**Written exercise:** Copy out all the lines in the records that include the word "content".

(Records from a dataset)
──────────
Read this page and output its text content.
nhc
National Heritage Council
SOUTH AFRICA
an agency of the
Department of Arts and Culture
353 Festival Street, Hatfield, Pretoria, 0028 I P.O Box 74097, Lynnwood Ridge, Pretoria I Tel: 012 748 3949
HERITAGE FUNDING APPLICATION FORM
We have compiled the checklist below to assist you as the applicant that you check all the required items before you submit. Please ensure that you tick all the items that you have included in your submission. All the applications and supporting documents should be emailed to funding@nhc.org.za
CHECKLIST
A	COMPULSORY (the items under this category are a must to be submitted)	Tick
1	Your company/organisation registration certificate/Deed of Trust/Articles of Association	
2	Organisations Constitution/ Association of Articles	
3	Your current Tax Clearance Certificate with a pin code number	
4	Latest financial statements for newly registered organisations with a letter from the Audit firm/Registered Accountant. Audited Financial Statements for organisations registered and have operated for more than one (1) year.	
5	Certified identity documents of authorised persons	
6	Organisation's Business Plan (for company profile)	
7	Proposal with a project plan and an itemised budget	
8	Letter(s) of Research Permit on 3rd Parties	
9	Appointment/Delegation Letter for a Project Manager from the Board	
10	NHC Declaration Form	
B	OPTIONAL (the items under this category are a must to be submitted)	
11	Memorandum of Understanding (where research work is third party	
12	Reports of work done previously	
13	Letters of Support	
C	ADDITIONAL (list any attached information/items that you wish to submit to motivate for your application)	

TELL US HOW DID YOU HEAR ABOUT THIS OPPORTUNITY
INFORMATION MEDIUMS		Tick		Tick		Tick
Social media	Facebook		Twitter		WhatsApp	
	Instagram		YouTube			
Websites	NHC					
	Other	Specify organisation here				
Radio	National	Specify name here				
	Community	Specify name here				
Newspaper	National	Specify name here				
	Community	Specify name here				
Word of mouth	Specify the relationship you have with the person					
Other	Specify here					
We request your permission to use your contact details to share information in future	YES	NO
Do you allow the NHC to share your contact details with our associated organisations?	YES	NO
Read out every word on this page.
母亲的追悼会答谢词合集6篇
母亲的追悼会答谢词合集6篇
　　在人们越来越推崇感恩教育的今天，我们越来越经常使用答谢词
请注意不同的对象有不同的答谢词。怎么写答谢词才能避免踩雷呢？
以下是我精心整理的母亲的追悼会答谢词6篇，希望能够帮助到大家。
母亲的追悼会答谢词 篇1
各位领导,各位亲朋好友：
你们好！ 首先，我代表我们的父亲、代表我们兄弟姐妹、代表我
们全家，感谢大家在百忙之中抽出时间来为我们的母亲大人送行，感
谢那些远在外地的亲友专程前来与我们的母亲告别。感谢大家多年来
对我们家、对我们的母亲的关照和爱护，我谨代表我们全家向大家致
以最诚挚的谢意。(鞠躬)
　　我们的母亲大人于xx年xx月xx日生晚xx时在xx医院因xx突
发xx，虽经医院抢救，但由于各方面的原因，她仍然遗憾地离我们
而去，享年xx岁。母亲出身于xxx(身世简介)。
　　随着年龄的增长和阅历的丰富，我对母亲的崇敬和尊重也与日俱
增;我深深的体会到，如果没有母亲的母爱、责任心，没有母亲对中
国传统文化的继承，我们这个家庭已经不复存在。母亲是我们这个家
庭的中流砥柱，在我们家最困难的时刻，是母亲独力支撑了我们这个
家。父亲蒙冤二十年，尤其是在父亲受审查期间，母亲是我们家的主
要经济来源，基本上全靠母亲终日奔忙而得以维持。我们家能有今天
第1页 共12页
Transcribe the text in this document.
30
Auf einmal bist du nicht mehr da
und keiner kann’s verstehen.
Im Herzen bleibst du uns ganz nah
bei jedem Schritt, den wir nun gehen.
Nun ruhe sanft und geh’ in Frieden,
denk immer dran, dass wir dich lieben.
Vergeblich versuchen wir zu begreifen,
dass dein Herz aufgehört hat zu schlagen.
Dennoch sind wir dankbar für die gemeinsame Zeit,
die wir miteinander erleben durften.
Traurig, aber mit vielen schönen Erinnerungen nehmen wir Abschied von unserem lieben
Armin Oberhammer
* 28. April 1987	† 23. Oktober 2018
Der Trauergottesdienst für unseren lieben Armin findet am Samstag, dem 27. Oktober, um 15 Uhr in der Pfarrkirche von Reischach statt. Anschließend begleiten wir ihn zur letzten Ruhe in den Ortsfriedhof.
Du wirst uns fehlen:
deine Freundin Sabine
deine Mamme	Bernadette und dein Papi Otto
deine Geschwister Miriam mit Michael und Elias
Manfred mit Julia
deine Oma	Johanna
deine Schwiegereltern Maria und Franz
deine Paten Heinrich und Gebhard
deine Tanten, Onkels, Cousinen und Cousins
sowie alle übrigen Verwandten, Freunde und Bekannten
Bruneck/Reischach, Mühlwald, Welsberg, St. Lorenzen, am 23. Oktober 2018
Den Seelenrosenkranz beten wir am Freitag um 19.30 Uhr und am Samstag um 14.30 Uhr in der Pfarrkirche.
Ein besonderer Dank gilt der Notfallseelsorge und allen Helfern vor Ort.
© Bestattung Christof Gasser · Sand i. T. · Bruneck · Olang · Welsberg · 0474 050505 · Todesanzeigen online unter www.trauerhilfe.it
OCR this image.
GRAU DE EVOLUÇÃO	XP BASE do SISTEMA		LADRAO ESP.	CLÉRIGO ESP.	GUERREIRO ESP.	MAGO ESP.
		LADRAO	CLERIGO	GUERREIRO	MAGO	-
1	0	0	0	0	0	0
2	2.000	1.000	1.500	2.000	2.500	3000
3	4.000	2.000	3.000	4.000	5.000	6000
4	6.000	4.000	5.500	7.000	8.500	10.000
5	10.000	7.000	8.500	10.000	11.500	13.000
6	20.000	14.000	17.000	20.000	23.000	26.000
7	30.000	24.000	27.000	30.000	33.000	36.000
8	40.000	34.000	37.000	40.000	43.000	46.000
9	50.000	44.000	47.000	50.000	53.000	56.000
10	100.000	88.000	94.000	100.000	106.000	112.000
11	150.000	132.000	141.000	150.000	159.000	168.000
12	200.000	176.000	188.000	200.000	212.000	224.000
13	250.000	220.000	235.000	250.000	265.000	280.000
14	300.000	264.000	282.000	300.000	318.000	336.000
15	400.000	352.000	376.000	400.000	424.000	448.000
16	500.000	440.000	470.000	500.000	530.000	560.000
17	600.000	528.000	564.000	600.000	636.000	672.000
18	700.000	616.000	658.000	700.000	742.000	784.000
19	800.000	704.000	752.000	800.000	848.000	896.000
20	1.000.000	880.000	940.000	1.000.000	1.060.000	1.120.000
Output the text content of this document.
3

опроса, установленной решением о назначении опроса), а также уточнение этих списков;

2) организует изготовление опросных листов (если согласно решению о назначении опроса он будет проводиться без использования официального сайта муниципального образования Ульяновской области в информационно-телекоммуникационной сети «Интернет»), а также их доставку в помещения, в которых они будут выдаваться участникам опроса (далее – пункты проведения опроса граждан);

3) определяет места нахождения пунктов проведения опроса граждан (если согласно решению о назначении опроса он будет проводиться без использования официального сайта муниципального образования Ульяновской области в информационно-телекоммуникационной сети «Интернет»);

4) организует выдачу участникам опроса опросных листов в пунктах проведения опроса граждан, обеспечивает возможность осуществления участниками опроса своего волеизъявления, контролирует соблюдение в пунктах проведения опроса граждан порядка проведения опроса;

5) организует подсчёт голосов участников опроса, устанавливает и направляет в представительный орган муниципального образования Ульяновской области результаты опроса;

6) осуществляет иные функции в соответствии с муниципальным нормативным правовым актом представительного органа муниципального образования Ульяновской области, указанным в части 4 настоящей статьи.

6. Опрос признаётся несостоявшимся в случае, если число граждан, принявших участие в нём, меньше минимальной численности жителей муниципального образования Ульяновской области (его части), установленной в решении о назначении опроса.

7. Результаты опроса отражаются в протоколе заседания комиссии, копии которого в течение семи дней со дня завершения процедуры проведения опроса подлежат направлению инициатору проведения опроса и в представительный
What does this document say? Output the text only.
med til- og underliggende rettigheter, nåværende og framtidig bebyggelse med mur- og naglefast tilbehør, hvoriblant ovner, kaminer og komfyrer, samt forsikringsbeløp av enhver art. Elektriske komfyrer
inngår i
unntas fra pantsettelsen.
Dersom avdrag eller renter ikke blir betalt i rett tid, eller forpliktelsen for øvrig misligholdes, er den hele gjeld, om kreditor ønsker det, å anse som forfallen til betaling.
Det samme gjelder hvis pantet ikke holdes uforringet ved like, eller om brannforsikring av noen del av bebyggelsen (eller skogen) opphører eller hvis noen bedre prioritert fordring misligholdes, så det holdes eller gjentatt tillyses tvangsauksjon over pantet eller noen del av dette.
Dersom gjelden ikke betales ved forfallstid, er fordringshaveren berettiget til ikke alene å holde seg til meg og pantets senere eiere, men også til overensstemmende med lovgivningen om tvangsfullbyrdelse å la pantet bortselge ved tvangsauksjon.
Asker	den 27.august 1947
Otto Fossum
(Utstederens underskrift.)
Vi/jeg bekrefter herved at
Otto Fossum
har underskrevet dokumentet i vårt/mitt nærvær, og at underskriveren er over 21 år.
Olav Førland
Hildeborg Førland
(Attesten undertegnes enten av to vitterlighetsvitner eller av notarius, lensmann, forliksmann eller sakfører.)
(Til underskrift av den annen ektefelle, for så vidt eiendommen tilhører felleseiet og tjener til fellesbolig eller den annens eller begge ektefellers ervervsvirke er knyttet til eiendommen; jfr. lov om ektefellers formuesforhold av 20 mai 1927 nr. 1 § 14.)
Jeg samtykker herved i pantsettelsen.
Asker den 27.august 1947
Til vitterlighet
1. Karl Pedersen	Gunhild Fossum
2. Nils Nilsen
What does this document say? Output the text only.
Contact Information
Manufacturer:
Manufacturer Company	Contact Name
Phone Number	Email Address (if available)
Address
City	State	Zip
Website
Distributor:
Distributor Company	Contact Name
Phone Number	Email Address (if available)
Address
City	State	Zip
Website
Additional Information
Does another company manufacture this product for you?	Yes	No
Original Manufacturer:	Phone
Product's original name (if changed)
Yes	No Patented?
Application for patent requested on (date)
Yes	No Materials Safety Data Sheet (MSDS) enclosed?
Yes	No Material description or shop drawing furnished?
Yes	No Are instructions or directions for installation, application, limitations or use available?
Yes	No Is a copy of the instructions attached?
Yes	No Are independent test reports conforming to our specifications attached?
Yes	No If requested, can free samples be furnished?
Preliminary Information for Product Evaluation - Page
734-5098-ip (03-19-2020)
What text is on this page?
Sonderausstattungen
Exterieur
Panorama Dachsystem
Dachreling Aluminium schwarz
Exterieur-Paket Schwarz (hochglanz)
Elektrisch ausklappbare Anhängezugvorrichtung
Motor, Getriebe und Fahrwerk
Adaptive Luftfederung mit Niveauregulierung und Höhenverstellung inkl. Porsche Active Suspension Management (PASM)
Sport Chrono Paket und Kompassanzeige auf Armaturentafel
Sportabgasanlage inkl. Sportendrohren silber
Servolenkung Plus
──────────
**Output below:**
Read this page and output its text content.
Output the text content of this document.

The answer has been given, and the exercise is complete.